Work to do> Reproduce every line of the listing below, character for character, with nothing changed, added, or left out.

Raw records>
»»
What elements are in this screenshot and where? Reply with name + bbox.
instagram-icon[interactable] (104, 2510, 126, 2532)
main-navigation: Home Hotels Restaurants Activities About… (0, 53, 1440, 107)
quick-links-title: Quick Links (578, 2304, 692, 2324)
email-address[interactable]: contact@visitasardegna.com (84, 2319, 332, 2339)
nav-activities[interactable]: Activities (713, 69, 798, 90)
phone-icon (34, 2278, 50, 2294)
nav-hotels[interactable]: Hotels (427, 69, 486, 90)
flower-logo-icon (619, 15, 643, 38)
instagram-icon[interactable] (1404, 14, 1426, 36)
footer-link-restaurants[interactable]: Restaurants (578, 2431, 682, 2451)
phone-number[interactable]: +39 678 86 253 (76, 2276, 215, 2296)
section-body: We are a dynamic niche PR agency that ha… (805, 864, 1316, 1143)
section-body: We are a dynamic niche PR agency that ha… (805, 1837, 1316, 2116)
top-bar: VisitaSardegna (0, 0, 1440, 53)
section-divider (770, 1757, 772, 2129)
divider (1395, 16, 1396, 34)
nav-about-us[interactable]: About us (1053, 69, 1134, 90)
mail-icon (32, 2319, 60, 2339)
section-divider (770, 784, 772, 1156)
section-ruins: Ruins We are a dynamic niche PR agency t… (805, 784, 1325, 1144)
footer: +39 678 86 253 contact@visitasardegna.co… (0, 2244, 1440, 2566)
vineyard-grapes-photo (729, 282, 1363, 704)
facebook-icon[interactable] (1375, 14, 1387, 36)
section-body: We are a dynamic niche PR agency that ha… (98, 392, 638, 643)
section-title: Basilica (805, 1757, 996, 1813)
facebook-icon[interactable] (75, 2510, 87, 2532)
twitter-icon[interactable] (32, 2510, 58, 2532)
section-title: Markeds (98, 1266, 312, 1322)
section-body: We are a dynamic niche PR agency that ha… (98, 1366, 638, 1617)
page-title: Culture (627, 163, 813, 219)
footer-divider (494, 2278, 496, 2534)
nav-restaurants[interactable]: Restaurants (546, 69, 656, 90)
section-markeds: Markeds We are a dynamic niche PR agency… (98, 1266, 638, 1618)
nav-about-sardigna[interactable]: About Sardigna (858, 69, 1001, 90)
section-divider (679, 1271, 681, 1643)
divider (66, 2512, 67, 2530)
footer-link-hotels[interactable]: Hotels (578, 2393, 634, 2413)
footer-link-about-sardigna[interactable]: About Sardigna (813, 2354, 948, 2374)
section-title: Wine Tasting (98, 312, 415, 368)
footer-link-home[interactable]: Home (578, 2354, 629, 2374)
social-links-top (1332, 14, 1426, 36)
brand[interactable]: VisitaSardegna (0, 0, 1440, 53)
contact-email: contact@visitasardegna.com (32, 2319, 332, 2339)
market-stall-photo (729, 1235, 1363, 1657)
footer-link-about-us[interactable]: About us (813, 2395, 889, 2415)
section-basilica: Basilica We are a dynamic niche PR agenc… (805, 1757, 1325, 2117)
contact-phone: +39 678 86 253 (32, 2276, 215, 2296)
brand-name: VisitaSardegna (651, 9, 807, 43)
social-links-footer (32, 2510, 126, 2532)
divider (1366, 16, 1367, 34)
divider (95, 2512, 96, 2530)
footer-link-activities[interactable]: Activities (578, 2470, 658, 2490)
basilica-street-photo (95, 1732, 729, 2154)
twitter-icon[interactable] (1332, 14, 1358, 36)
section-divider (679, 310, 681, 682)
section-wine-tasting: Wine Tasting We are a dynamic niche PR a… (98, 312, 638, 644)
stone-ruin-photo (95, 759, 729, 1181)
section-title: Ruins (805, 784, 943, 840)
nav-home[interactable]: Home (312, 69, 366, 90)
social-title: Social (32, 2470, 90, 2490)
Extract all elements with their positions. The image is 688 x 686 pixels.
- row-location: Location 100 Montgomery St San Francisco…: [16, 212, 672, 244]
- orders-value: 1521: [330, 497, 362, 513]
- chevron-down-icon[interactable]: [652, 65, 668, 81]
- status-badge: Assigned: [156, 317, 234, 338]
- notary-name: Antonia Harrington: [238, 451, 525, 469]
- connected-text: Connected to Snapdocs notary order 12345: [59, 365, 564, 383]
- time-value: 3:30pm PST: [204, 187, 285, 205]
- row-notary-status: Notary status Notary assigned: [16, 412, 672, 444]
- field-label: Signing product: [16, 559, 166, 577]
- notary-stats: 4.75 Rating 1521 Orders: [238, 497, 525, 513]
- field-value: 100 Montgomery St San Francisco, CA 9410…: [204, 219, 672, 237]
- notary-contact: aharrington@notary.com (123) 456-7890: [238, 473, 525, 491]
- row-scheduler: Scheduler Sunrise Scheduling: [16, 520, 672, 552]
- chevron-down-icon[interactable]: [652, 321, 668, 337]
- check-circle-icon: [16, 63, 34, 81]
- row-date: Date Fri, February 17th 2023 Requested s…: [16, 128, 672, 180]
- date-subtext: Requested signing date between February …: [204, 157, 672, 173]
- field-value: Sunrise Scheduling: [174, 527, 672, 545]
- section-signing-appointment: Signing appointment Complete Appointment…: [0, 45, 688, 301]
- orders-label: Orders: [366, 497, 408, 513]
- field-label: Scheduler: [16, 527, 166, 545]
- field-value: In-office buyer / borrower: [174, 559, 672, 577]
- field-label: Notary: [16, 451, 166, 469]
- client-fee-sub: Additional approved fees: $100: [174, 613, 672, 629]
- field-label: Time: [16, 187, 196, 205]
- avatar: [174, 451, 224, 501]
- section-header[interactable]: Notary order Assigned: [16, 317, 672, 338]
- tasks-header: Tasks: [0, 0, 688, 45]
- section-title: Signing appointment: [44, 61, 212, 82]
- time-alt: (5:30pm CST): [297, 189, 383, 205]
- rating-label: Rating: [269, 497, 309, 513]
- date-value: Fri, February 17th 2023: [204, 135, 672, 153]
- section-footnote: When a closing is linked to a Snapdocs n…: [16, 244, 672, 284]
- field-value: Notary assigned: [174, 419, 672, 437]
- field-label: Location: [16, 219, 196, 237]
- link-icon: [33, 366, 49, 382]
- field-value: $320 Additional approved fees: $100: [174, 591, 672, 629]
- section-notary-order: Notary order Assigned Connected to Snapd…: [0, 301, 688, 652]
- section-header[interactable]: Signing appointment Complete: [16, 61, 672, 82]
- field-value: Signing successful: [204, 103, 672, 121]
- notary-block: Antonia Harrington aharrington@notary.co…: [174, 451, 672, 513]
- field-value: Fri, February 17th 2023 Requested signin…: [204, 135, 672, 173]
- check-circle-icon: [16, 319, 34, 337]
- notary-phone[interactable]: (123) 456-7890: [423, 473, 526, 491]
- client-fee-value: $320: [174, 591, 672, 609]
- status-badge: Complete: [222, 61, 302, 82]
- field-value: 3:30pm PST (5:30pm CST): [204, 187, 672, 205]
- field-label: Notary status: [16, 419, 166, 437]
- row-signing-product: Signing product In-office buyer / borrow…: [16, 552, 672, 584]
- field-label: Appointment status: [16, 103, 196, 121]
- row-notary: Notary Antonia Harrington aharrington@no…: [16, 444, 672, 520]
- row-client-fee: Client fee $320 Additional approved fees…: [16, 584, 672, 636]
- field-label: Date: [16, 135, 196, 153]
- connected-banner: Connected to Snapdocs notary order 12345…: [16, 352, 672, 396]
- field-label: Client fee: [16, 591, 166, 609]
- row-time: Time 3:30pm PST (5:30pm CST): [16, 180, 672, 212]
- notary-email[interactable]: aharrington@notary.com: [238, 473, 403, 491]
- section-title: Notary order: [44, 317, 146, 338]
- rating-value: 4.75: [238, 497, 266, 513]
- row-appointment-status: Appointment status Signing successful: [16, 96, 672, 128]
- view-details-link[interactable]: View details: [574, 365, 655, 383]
««
Task answer>
What elements are in this screenshot and where? Reply with name + bbox.
instagram-icon[interactable] (104, 2510, 126, 2532)
main-navigation: Home Hotels Restaurants Activities About… (0, 53, 1440, 107)
quick-links-title: Quick Links (578, 2304, 692, 2324)
email-address[interactable]: contact@visitasardegna.com (84, 2319, 332, 2339)
nav-activities[interactable]: Activities (713, 69, 798, 90)
phone-icon (34, 2278, 50, 2294)
nav-hotels[interactable]: Hotels (427, 69, 486, 90)
flower-logo-icon (619, 15, 643, 38)
instagram-icon[interactable] (1404, 14, 1426, 36)
footer-link-restaurants[interactable]: Restaurants (578, 2431, 682, 2451)
phone-number[interactable]: +39 678 86 253 (76, 2276, 215, 2296)
section-body: We are a dynamic niche PR agency that ha… (805, 864, 1316, 1143)
section-body: We are a dynamic niche PR agency that ha… (805, 1837, 1316, 2116)
top-bar: VisitaSardegna (0, 0, 1440, 53)
section-divider (770, 1757, 772, 2129)
divider (1395, 16, 1396, 34)
nav-about-us[interactable]: About us (1053, 69, 1134, 90)
mail-icon (32, 2319, 60, 2339)
section-divider (770, 784, 772, 1156)
section-ruins: Ruins We are a dynamic niche PR agency t… (805, 784, 1325, 1144)
footer: +39 678 86 253 contact@visitasardegna.co… (0, 2244, 1440, 2566)
vineyard-grapes-photo (729, 282, 1363, 704)
facebook-icon[interactable] (1375, 14, 1387, 36)
section-body: We are a dynamic niche PR agency that ha… (98, 392, 638, 643)
section-title: Basilica (805, 1757, 996, 1813)
facebook-icon[interactable] (75, 2510, 87, 2532)
twitter-icon[interactable] (32, 2510, 58, 2532)
section-title: Markeds (98, 1266, 312, 1322)
section-body: We are a dynamic niche PR agency that ha… (98, 1366, 638, 1617)
page-title: Culture (627, 163, 813, 219)
footer-divider (494, 2278, 496, 2534)
nav-restaurants[interactable]: Restaurants (546, 69, 656, 90)
section-markeds: Markeds We are a dynamic niche PR agency… (98, 1266, 638, 1618)
nav-about-sardigna[interactable]: About Sardigna (858, 69, 1001, 90)
section-divider (679, 1271, 681, 1643)
divider (66, 2512, 67, 2530)
footer-link-hotels[interactable]: Hotels (578, 2393, 634, 2413)
footer-link-about-sardigna[interactable]: About Sardigna (813, 2354, 948, 2374)
section-title: Wine Tasting (98, 312, 415, 368)
footer-link-home[interactable]: Home (578, 2354, 629, 2374)
social-links-top (1332, 14, 1426, 36)
brand[interactable]: VisitaSardegna (0, 0, 1440, 53)
contact-email: contact@visitasardegna.com (32, 2319, 332, 2339)
market-stall-photo (729, 1235, 1363, 1657)
footer-link-about-us[interactable]: About us (813, 2395, 889, 2415)
section-basilica: Basilica We are a dynamic niche PR agenc… (805, 1757, 1325, 2117)
contact-phone: +39 678 86 253 (32, 2276, 215, 2296)
brand-name: VisitaSardegna (651, 9, 807, 43)
social-links-footer (32, 2510, 126, 2532)
divider (1366, 16, 1367, 34)
divider (95, 2512, 96, 2530)
footer-link-activities[interactable]: Activities (578, 2470, 658, 2490)
basilica-street-photo (95, 1732, 729, 2154)
twitter-icon[interactable] (1332, 14, 1358, 36)
section-divider (679, 310, 681, 682)
section-wine-tasting: Wine Tasting We are a dynamic niche PR a… (98, 312, 638, 644)
stone-ruin-photo (95, 759, 729, 1181)
section-title: Ruins (805, 784, 943, 840)
nav-home[interactable]: Home (312, 69, 366, 90)
social-title: Social (32, 2470, 90, 2490)
Extract all elements with their positions. The image is 688 x 686 pixels.
- row-location: Location 100 Montgomery St San Francisco…: [16, 212, 672, 244]
- orders-value: 1521: [330, 497, 362, 513]
- chevron-down-icon[interactable]: [652, 65, 668, 81]
- status-badge: Assigned: [156, 317, 234, 338]
- notary-name: Antonia Harrington: [238, 451, 525, 469]
- connected-text: Connected to Snapdocs notary order 12345: [59, 365, 564, 383]
- time-value: 3:30pm PST: [204, 187, 285, 205]
- row-notary-status: Notary status Notary assigned: [16, 412, 672, 444]
- field-label: Signing product: [16, 559, 166, 577]
- notary-stats: 4.75 Rating 1521 Orders: [238, 497, 525, 513]
- field-value: 100 Montgomery St San Francisco, CA 9410…: [204, 219, 672, 237]
- notary-contact: aharrington@notary.com (123) 456-7890: [238, 473, 525, 491]
- row-scheduler: Scheduler Sunrise Scheduling: [16, 520, 672, 552]
- chevron-down-icon[interactable]: [652, 321, 668, 337]
- check-circle-icon: [16, 63, 34, 81]
- row-date: Date Fri, February 17th 2023 Requested s…: [16, 128, 672, 180]
- date-subtext: Requested signing date between February …: [204, 157, 672, 173]
- field-value: Sunrise Scheduling: [174, 527, 672, 545]
- section-signing-appointment: Signing appointment Complete Appointment…: [0, 45, 688, 301]
- orders-label: Orders: [366, 497, 408, 513]
- field-label: Scheduler: [16, 527, 166, 545]
- field-value: In-office buyer / borrower: [174, 559, 672, 577]
- field-label: Notary: [16, 451, 166, 469]
- client-fee-sub: Additional approved fees: $100: [174, 613, 672, 629]
- field-label: Time: [16, 187, 196, 205]
- avatar: [174, 451, 224, 501]
- section-header[interactable]: Notary order Assigned: [16, 317, 672, 338]
- tasks-header: Tasks: [0, 0, 688, 45]
- section-title: Signing appointment: [44, 61, 212, 82]
- time-alt: (5:30pm CST): [297, 189, 383, 205]
- rating-label: Rating: [269, 497, 309, 513]
- date-value: Fri, February 17th 2023: [204, 135, 672, 153]
- section-footnote: When a closing is linked to a Snapdocs n…: [16, 244, 672, 284]
- field-value: Notary assigned: [174, 419, 672, 437]
- field-label: Location: [16, 219, 196, 237]
- link-icon: [33, 366, 49, 382]
- field-value: $320 Additional approved fees: $100: [174, 591, 672, 629]
- section-notary-order: Notary order Assigned Connected to Snapd…: [0, 301, 688, 652]
- section-header[interactable]: Signing appointment Complete: [16, 61, 672, 82]
- field-value: Signing successful: [204, 103, 672, 121]
- notary-block: Antonia Harrington aharrington@notary.co…: [174, 451, 672, 513]
- field-value: Fri, February 17th 2023 Requested signin…: [204, 135, 672, 173]
- check-circle-icon: [16, 319, 34, 337]
- notary-phone[interactable]: (123) 456-7890: [423, 473, 526, 491]
- client-fee-value: $320: [174, 591, 672, 609]
- status-badge: Complete: [222, 61, 302, 82]
- field-value: 3:30pm PST (5:30pm CST): [204, 187, 672, 205]
- field-label: Notary status: [16, 419, 166, 437]
- row-signing-product: Signing product In-office buyer / borrow…: [16, 552, 672, 584]
- field-label: Appointment status: [16, 103, 196, 121]
- row-notary: Notary Antonia Harrington aharrington@no…: [16, 444, 672, 520]
- row-client-fee: Client fee $320 Additional approved fees…: [16, 584, 672, 636]
- field-label: Date: [16, 135, 196, 153]
- connected-banner: Connected to Snapdocs notary order 12345…: [16, 352, 672, 396]
- field-label: Client fee: [16, 591, 166, 609]
- row-time: Time 3:30pm PST (5:30pm CST): [16, 180, 672, 212]
- notary-email[interactable]: aharrington@notary.com: [238, 473, 403, 491]
- section-title: Notary order: [44, 317, 146, 338]
- rating-value: 4.75: [238, 497, 266, 513]
- row-appointment-status: Appointment status Signing successful: [16, 96, 672, 128]
- view-details-link[interactable]: View details: [574, 365, 655, 383]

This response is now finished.